§ EXERCISE AIM:
Transcribe the material below exactly as it appears.

___ DATA SUPPLIED

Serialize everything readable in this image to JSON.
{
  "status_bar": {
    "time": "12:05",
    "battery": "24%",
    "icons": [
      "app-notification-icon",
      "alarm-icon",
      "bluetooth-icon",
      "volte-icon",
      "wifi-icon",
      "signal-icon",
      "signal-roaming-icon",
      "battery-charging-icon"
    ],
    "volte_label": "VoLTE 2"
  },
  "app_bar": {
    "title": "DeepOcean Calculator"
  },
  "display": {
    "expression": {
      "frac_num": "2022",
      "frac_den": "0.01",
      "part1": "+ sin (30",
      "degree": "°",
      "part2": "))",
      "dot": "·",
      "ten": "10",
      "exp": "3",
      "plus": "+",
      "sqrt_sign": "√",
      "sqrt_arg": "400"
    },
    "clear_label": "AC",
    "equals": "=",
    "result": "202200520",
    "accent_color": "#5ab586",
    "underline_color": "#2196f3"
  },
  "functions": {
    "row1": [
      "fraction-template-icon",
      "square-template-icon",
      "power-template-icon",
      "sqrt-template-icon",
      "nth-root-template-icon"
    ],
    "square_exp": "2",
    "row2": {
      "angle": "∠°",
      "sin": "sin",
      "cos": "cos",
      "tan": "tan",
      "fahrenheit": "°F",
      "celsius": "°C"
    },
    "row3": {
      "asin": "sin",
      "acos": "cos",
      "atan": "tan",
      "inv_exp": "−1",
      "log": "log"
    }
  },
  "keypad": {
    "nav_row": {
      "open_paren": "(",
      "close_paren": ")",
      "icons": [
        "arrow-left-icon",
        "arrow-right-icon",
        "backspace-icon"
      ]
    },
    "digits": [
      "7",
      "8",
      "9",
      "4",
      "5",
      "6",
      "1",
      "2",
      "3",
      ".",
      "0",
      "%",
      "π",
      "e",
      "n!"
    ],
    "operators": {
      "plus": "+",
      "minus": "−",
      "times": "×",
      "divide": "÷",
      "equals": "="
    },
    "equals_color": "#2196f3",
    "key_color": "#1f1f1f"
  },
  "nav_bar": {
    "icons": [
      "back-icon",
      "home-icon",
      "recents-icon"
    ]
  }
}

______

§ REPLY:
Serialize everything readable in this image to JSON.
{
  "status_bar": {
    "time": "12:05",
    "battery": "24%",
    "icons": [
      "app-notification-icon",
      "alarm-icon",
      "bluetooth-icon",
      "volte-icon",
      "wifi-icon",
      "signal-icon",
      "signal-roaming-icon",
      "battery-charging-icon"
    ],
    "volte_label": "VoLTE 2"
  },
  "app_bar": {
    "title": "DeepOcean Calculator"
  },
  "display": {
    "expression": {
      "frac_num": "2022",
      "frac_den": "0.01",
      "part1": "+ sin (30",
      "degree": "°",
      "part2": "))",
      "dot": "·",
      "ten": "10",
      "exp": "3",
      "plus": "+",
      "sqrt_sign": "√",
      "sqrt_arg": "400"
    },
    "clear_label": "AC",
    "equals": "=",
    "result": "202200520",
    "accent_color": "#5ab586",
    "underline_color": "#2196f3"
  },
  "functions": {
    "row1": [
      "fraction-template-icon",
      "square-template-icon",
      "power-template-icon",
      "sqrt-template-icon",
      "nth-root-template-icon"
    ],
    "square_exp": "2",
    "row2": {
      "angle": "∠°",
      "sin": "sin",
      "cos": "cos",
      "tan": "tan",
      "fahrenheit": "°F",
      "celsius": "°C"
    },
    "row3": {
      "asin": "sin",
      "acos": "cos",
      "atan": "tan",
      "inv_exp": "−1",
      "log": "log"
    }
  },
  "keypad": {
    "nav_row": {
      "open_paren": "(",
      "close_paren": ")",
      "icons": [
        "arrow-left-icon",
        "arrow-right-icon",
        "backspace-icon"
      ]
    },
    "digits": [
      "7",
      "8",
      "9",
      "4",
      "5",
      "6",
      "1",
      "2",
      "3",
      ".",
      "0",
      "%",
      "π",
      "e",
      "n!"
    ],
    "operators": {
      "plus": "+",
      "minus": "−",
      "times": "×",
      "divide": "÷",
      "equals": "="
    },
    "equals_color": "#2196f3",
    "key_color": "#1f1f1f"
  },
  "nav_bar": {
    "icons": [
      "back-icon",
      "home-icon",
      "recents-icon"
    ]
  }
}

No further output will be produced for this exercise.